▶ [TASK PROMPT]: What is the count of lines that hold the word "Kehittäjälle"? Give only the number.

▶ [DATA SECTION]:
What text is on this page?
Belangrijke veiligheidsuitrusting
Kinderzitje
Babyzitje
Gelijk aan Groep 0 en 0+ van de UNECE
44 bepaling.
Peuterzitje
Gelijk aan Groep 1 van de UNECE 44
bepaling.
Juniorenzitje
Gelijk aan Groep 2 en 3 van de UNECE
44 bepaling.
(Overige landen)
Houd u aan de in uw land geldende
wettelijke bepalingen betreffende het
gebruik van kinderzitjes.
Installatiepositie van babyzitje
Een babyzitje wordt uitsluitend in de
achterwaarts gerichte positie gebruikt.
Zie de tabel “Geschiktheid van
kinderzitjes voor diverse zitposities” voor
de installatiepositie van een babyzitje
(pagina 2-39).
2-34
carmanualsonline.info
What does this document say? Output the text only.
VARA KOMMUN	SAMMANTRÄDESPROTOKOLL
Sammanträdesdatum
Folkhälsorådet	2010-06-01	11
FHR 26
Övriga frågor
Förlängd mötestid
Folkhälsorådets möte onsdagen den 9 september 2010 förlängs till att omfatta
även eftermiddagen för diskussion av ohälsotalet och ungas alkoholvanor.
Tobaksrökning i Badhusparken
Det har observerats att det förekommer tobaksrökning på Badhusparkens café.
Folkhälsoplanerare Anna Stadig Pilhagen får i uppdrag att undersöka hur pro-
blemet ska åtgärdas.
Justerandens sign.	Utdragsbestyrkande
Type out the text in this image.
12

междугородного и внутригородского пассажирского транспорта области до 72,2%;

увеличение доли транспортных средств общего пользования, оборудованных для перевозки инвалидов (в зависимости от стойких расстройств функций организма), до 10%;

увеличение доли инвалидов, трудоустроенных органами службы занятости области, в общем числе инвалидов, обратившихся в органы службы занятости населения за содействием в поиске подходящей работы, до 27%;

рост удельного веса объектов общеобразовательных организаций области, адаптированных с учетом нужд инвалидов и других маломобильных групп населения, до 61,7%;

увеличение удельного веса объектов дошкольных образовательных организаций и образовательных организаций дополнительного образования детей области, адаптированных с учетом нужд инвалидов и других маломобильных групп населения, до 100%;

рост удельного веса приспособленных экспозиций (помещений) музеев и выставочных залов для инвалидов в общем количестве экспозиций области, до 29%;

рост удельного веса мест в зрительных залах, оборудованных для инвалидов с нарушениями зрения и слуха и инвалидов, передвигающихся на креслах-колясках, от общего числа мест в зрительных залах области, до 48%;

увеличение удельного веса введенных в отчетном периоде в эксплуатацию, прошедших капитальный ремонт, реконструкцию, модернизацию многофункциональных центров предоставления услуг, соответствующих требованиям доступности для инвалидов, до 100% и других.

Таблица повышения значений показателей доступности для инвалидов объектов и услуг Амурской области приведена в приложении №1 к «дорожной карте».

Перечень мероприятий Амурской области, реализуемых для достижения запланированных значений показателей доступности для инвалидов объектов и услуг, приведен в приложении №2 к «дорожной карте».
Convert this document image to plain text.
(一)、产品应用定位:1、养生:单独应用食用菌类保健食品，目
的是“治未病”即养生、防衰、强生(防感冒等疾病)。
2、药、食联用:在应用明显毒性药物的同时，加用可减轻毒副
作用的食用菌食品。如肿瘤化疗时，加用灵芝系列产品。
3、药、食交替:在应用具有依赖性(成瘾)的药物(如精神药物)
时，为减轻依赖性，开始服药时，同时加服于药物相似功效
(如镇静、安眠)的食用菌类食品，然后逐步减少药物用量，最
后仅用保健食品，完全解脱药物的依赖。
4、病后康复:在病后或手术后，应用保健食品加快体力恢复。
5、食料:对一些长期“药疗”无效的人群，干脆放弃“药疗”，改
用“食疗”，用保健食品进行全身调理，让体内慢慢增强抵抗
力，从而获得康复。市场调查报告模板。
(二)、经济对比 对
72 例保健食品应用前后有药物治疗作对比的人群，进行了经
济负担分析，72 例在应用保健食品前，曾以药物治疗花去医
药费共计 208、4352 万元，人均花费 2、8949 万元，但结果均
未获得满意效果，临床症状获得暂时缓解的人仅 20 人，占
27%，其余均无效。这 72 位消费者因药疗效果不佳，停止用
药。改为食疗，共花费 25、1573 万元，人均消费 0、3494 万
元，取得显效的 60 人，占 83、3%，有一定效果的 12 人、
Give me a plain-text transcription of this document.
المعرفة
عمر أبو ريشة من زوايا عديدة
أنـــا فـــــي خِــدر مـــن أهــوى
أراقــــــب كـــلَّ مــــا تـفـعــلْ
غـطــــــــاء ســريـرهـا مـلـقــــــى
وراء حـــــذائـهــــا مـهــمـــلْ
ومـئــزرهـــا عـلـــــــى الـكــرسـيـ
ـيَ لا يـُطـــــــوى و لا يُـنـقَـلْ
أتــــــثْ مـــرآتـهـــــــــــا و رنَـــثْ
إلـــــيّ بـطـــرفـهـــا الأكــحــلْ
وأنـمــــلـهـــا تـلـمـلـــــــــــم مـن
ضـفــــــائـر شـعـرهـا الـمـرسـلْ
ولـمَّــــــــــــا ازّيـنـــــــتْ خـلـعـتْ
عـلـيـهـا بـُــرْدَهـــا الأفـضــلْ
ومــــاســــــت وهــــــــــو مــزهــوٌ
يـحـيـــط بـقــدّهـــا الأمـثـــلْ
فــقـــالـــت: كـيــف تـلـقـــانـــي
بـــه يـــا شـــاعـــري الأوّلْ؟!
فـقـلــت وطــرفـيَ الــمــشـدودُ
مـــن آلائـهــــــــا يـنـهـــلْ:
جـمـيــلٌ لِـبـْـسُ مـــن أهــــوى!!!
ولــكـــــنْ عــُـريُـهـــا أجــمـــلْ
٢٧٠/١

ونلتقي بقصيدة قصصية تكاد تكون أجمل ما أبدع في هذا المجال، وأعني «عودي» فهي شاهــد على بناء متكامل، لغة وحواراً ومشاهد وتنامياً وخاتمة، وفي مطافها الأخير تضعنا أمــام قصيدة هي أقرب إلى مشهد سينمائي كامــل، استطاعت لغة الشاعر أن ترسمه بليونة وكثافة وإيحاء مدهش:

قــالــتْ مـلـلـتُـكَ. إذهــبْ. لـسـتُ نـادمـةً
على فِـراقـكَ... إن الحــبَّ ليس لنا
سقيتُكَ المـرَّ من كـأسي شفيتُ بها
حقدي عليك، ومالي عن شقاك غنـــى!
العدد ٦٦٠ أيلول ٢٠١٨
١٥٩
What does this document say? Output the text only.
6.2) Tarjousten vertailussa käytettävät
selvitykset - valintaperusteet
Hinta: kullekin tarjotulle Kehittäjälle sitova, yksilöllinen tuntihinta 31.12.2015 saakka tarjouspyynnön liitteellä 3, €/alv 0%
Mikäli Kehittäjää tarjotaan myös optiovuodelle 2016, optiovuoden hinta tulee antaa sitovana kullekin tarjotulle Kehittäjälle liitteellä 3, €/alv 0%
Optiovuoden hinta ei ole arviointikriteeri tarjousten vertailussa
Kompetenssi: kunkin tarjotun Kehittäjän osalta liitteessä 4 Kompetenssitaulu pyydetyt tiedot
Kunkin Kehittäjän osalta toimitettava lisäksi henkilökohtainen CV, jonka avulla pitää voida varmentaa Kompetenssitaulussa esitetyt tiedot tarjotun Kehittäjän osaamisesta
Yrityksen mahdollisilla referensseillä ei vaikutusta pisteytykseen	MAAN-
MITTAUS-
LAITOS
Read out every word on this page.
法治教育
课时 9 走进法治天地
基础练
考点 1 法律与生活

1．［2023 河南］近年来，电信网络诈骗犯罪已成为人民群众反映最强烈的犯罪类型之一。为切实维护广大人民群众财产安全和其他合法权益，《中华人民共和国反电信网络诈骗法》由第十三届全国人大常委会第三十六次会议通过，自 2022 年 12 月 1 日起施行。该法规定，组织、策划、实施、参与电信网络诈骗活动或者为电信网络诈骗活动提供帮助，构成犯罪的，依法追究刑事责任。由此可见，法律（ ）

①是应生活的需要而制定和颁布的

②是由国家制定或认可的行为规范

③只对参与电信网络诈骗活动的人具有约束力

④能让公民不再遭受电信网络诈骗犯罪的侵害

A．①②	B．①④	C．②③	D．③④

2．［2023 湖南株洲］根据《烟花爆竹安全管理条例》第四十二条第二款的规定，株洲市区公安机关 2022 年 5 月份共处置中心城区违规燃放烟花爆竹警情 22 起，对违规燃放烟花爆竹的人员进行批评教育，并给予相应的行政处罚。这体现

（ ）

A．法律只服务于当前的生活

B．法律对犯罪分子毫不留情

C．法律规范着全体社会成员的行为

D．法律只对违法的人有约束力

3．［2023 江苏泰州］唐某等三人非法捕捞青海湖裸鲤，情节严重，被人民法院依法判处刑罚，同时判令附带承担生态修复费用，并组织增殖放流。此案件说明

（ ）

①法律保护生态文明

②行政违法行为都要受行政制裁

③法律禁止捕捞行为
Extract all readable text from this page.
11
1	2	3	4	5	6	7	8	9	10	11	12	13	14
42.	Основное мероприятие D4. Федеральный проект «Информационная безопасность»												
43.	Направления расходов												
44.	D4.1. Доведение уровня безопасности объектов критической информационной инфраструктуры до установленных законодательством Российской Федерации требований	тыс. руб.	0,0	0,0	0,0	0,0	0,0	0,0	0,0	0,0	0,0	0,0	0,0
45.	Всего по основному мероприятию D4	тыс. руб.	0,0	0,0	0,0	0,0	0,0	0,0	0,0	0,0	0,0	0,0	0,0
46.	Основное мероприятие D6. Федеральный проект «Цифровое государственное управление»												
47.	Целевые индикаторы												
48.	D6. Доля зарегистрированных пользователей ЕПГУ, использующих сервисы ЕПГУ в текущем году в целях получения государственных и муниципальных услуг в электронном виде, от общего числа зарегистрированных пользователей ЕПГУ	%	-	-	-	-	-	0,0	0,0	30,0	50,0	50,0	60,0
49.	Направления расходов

▶ [EXERCISE SOLUTION]: 2